* **Challenge**
Show all lines holding the string "giorni".

* **Dataset items**
***
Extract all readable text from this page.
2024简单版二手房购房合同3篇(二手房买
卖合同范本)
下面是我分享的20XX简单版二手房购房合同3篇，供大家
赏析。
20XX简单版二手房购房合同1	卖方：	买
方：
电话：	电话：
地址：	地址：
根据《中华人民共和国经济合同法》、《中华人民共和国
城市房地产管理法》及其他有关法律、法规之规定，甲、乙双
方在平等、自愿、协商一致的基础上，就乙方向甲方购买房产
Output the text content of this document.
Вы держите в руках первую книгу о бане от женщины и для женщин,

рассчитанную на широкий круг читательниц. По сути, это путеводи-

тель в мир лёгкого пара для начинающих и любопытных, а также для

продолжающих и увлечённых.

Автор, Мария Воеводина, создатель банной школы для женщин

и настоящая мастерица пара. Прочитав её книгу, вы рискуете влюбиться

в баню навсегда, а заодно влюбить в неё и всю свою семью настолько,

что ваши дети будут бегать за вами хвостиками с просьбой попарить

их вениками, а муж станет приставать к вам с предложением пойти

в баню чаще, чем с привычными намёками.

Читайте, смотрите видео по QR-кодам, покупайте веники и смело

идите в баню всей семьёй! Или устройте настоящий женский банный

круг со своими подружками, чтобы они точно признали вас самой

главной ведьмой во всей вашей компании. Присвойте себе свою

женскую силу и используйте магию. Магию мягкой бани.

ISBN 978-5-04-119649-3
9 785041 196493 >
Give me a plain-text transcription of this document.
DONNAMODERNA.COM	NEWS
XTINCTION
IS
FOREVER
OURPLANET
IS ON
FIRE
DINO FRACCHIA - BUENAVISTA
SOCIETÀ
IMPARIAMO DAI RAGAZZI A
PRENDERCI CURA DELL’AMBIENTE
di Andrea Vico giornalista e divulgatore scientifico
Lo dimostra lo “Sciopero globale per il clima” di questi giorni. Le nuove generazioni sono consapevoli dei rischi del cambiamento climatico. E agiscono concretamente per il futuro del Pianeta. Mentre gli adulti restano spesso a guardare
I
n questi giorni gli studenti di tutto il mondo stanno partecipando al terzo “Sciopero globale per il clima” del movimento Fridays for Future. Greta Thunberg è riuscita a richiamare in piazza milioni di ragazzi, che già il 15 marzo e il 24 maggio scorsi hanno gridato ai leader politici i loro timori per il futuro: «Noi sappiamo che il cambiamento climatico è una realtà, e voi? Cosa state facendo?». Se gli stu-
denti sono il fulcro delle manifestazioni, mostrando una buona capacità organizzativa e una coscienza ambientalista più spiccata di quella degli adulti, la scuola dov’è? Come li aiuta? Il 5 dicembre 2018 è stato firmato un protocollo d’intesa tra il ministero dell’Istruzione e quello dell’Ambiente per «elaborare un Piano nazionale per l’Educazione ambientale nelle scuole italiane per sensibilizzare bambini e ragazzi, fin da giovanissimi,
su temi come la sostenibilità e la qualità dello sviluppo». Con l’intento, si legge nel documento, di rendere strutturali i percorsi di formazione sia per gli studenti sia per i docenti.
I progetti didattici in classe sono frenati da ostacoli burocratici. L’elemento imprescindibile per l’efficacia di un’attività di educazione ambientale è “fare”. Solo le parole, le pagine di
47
***
* **Completed exercise**
Lo dimostra lo “Sciopero globale per il clima” di questi giorni. Le nuove generazioni sono consapevoli dei rischi del cambiamento climatico. E agiscono concretamente per il futuro del Pianeta. Mentre gli adulti restano spesso a guardare
n questi giorni gli studenti di tutto il mondo stanno partecipando al terzo “Sciopero globale per il clima” del movimento Fridays for Future. Greta Thunberg è riuscita a richiamare in piazza milioni di ragazzi, che già il 15 marzo e il 24 maggio scorsi hanno gridato ai leader politici i loro timori per il futuro: «Noi sappiamo che il cambiamento climatico è una realtà, e voi? Cosa state facendo?». Se gli stu-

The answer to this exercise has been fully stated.